• **Votre objectif**: Mettez sous forme de liste JSON de chaînes, une chaîne par ligne, la partie qui s'ouvre au début des entrées et se ferme sur la ligne contenant « text-line: сутствием вольвы », ces deux bornes comprises. Omettez les lignes vides.
::::::
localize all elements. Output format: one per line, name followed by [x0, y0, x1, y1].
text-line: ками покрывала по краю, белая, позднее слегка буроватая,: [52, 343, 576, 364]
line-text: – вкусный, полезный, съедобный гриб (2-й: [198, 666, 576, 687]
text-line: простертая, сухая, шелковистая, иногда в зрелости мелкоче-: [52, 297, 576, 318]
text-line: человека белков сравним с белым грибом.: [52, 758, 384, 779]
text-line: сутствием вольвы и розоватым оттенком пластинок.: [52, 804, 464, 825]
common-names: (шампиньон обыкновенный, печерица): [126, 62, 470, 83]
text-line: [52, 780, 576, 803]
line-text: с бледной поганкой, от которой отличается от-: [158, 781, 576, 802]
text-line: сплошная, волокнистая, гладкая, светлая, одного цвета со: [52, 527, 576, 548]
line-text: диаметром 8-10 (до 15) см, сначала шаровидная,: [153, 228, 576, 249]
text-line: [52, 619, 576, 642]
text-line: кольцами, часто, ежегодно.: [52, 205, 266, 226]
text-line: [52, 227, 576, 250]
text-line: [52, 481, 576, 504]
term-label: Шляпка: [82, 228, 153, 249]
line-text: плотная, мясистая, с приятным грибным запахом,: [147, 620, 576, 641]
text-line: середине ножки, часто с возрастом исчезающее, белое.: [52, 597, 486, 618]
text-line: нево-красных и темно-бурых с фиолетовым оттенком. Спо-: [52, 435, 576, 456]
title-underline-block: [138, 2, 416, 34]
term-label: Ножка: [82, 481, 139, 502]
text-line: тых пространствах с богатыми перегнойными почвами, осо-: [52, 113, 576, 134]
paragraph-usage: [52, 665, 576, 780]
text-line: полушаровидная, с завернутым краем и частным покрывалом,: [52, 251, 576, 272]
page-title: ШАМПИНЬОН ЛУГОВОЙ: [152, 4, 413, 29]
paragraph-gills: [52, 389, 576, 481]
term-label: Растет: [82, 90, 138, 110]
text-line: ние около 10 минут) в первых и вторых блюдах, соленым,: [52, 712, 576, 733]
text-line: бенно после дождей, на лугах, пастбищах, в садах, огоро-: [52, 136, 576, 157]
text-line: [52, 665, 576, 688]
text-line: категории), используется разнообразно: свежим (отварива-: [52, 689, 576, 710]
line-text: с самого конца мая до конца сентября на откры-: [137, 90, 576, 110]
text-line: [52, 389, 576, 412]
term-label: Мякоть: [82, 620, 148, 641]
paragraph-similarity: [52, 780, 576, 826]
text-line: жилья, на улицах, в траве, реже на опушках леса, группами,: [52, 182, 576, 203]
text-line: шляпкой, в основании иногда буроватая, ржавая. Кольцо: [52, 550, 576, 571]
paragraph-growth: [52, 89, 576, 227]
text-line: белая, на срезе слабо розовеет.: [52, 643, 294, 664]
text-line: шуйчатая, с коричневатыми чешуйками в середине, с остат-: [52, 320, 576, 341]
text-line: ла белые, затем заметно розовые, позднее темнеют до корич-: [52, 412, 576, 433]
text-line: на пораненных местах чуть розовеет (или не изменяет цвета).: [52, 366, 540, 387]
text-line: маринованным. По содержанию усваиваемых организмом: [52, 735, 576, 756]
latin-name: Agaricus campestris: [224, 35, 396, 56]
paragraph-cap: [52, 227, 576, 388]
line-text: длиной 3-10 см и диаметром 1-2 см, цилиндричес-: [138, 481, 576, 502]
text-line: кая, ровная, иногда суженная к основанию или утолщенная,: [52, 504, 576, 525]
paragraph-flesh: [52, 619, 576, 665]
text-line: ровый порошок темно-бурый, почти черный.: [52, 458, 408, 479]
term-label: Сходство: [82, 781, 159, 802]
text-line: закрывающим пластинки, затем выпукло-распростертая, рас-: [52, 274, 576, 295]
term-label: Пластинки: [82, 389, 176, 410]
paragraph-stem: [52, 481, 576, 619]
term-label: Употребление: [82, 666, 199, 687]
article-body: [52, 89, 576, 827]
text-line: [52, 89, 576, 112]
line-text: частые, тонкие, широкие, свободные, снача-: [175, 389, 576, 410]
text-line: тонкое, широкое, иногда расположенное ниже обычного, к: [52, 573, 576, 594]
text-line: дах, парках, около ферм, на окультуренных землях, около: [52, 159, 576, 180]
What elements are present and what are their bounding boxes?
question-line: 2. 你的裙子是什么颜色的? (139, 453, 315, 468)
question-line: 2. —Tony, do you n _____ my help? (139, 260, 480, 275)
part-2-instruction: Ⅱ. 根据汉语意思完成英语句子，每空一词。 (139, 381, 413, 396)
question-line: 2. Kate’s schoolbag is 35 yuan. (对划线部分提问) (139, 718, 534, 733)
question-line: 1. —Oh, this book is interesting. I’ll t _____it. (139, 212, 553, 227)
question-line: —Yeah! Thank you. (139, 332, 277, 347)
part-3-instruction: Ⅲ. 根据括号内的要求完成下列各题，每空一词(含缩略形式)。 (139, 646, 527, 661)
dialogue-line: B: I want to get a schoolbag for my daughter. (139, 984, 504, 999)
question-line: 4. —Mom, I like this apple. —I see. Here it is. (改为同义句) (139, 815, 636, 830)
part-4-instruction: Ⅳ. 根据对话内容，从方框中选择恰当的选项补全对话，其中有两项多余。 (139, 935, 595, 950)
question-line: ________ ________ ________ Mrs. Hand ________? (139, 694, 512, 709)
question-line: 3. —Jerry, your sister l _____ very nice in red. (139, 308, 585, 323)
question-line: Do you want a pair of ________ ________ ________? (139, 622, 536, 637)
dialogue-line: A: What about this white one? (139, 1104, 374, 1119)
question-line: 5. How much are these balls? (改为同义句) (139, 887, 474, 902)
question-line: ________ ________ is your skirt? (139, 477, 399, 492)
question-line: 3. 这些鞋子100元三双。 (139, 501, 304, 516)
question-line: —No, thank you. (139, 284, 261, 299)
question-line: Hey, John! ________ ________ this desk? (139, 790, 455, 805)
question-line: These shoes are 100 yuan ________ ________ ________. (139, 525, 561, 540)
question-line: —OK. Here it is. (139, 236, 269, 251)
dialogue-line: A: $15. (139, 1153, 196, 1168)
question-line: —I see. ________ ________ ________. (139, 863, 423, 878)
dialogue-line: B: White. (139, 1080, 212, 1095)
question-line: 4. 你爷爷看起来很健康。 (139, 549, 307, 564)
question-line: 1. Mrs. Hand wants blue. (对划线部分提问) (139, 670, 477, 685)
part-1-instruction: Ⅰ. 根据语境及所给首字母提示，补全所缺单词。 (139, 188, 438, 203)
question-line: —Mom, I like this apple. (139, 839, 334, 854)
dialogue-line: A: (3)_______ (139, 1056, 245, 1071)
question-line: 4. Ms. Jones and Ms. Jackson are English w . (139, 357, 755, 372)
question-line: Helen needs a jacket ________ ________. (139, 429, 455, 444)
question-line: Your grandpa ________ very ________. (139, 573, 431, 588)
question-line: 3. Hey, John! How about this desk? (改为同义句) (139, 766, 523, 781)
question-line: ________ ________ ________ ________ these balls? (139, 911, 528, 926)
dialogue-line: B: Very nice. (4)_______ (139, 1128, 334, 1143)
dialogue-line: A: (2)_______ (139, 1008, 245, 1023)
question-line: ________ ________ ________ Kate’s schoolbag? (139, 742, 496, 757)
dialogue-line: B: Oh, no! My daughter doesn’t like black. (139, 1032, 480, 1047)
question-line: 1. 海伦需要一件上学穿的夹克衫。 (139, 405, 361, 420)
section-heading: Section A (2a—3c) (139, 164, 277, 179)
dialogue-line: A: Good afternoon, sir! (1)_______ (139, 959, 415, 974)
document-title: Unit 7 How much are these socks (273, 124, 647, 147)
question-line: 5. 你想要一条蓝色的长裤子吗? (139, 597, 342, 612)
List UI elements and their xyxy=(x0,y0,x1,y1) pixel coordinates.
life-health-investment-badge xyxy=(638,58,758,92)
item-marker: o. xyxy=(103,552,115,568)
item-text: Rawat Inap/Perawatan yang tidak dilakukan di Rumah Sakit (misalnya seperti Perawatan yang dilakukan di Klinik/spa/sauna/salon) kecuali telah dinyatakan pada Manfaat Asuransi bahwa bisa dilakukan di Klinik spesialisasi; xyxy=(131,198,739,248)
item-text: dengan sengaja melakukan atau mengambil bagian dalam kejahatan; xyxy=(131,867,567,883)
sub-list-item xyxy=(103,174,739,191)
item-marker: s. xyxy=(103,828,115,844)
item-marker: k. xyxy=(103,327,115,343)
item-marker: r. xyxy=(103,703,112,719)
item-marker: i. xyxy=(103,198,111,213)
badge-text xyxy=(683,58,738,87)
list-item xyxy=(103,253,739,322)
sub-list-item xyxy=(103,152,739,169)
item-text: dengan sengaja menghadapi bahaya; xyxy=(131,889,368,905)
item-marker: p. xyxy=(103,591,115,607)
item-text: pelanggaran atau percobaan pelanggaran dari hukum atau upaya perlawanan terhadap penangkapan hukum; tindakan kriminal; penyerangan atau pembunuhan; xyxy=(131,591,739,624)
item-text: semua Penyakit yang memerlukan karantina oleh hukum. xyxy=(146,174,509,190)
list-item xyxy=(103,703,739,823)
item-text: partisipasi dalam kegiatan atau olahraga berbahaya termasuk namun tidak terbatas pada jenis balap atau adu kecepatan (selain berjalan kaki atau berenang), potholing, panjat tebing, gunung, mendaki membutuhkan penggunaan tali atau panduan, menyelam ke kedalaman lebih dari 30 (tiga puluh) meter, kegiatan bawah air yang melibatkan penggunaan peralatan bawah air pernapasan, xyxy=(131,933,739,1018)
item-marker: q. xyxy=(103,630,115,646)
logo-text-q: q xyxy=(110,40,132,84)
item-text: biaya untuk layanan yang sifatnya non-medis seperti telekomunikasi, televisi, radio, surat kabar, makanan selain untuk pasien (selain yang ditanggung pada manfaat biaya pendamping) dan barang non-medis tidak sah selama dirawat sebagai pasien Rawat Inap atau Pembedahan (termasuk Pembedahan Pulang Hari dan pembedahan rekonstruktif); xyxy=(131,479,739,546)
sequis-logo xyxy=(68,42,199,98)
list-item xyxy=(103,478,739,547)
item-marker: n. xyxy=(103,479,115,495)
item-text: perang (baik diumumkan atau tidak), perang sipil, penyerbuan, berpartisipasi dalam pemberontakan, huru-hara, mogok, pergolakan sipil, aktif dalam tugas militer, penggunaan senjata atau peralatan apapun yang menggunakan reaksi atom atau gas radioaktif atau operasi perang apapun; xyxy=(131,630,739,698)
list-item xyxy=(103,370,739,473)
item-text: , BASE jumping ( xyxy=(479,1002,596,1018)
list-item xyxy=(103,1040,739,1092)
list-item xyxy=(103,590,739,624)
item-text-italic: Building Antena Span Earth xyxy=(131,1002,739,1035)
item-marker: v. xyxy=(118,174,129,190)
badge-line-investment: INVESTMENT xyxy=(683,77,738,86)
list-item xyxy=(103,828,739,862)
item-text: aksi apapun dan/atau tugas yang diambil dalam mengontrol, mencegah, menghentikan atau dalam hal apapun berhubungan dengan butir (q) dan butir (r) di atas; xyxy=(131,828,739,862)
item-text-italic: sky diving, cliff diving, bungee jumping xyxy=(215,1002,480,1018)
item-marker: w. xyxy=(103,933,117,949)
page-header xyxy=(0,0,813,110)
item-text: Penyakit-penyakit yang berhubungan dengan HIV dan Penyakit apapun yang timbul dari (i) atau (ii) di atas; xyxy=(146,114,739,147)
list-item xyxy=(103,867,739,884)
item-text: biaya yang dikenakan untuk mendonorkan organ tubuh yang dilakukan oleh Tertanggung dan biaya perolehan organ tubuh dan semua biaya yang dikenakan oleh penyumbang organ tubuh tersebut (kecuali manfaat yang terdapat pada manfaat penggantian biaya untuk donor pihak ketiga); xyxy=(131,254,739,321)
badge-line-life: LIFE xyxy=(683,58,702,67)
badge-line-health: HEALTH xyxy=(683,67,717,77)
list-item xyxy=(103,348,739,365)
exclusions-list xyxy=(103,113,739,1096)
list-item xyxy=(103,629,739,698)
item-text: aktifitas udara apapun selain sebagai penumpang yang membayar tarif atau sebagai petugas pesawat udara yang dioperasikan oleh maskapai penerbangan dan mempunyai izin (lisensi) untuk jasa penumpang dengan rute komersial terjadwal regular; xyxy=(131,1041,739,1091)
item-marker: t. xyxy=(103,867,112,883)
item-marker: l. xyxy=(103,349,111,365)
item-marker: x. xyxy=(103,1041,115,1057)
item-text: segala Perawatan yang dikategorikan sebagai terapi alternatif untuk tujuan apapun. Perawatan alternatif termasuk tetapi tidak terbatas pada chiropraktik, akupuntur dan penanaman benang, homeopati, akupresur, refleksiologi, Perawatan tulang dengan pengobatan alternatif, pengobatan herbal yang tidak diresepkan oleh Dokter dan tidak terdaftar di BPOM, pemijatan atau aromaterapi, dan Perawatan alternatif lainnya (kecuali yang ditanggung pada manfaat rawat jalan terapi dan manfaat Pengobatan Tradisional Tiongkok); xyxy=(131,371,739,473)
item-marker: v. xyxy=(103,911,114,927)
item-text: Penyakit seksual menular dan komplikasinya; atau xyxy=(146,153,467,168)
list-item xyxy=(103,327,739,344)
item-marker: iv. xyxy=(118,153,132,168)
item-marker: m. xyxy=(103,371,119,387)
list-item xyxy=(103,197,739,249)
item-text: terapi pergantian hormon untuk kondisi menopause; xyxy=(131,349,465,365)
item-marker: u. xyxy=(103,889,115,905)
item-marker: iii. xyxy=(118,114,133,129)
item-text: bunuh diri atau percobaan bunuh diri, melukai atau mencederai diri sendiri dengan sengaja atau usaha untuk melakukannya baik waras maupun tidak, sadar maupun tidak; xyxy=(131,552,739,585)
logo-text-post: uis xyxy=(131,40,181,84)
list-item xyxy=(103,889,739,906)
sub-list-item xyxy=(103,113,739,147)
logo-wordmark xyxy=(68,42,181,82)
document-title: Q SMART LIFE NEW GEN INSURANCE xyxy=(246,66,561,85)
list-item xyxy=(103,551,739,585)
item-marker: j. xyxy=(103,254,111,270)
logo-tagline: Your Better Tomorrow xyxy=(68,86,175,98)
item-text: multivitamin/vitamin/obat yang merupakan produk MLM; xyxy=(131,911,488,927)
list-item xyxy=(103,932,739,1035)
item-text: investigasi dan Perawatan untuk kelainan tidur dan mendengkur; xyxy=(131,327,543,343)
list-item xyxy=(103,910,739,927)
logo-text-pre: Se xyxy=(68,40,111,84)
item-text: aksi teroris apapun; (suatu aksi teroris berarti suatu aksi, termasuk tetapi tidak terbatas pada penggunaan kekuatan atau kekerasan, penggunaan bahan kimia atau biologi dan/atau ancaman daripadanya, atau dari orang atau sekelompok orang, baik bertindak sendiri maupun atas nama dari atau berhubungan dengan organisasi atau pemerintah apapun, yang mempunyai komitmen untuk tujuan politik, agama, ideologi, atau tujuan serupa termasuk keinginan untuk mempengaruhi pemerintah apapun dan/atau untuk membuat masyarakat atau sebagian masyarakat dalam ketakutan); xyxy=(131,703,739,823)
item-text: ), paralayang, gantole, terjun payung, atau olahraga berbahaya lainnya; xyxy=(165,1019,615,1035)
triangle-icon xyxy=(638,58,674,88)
::::::
• **Corrigé**:
[
  "localize all elements. Output format: one per line, name followed by [x0, y0, x1, y1].",
  "text-line: ками покрывала по краю, белая, позднее слегка буроватая,: [52, 343, 576, 364]",
  "line-text: – вкусный, полезный, съедобный гриб (2-й: [198, 666, 576, 687]",
  "text-line: простертая, сухая, шелковистая, иногда в зрелости мелкоче-: [52, 297, 576, 318]",
  "text-line: человека белков сравним с белым грибом.: [52, 758, 384, 779]",
  "text-line: сутствием вольвы и розоватым оттенком пластинок.: [52, 804, 464, 825]"
]